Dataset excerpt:
○ ○ ○ ○ ○ ○ ○

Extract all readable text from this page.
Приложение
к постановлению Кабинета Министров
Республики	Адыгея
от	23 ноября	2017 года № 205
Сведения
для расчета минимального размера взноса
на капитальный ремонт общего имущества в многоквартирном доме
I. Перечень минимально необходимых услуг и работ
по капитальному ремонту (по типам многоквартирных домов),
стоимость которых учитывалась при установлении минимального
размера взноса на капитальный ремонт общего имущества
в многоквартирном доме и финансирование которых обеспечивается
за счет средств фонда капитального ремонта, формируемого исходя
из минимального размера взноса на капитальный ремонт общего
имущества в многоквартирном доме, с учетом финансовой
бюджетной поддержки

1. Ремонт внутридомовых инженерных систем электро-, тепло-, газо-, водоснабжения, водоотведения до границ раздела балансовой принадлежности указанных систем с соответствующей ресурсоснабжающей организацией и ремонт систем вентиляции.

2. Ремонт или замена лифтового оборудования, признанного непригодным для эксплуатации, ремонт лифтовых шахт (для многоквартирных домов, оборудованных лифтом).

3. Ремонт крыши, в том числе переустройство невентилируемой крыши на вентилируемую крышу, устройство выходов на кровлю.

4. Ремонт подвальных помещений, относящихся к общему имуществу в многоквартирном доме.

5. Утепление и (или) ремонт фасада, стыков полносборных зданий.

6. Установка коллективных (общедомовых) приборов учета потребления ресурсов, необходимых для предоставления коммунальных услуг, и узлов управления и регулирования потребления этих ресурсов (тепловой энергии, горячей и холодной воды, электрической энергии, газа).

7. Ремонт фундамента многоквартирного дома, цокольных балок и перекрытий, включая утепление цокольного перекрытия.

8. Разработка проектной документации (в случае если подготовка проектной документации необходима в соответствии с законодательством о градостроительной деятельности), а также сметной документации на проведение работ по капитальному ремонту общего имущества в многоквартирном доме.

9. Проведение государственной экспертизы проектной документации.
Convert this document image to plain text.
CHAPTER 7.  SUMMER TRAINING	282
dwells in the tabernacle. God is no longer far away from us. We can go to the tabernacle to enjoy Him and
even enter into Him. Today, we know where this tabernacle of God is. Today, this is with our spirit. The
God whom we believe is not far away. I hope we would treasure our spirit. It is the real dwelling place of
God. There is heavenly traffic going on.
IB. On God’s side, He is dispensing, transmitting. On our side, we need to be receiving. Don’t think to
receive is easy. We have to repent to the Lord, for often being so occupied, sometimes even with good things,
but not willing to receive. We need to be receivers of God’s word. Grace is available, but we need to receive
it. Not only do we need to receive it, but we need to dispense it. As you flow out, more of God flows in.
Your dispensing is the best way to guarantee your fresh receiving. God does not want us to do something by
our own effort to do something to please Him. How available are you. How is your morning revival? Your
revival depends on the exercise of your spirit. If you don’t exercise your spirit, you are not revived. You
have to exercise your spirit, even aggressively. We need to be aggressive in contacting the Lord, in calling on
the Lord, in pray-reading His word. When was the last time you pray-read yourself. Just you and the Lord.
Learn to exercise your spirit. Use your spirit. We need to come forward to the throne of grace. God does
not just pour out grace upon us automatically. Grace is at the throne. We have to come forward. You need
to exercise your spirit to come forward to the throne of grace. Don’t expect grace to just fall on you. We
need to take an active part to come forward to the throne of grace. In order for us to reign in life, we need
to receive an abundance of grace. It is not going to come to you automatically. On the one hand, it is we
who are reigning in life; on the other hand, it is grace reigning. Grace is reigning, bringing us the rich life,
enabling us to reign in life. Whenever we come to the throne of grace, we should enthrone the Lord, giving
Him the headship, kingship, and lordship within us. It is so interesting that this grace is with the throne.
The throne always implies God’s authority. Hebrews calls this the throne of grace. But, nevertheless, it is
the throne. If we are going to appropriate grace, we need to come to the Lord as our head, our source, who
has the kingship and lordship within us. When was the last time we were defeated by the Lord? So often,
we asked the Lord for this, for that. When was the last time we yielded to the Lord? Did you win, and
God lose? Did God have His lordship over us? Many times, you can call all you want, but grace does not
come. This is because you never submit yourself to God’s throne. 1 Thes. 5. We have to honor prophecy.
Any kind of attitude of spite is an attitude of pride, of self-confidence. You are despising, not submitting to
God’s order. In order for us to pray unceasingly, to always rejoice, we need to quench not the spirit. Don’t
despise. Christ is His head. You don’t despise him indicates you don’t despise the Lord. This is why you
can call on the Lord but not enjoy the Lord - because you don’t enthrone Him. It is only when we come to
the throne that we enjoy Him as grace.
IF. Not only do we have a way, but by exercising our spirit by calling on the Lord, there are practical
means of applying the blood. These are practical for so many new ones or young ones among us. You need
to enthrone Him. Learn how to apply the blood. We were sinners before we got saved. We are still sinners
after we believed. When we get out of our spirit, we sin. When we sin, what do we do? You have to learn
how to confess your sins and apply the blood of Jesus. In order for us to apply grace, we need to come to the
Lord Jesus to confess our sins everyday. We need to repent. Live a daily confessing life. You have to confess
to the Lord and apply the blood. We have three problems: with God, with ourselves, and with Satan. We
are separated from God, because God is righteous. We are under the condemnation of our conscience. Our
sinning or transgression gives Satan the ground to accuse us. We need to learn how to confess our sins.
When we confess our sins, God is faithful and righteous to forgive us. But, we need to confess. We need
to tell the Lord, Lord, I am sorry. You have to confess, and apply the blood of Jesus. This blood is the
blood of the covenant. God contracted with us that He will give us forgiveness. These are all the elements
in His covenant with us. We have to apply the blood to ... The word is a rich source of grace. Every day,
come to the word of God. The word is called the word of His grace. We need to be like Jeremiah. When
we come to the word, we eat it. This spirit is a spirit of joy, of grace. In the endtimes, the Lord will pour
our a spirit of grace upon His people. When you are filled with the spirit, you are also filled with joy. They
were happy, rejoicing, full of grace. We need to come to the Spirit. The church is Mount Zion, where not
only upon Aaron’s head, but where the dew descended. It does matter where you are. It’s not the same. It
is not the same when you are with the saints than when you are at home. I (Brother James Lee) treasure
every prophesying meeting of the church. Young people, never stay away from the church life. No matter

○ ○ ○ ○ ○ ○ ○

TASK BRIEF:
Determine how many lines of the listing above hold the word "people". Report that number without anything else.

TASK SOLUTION:
2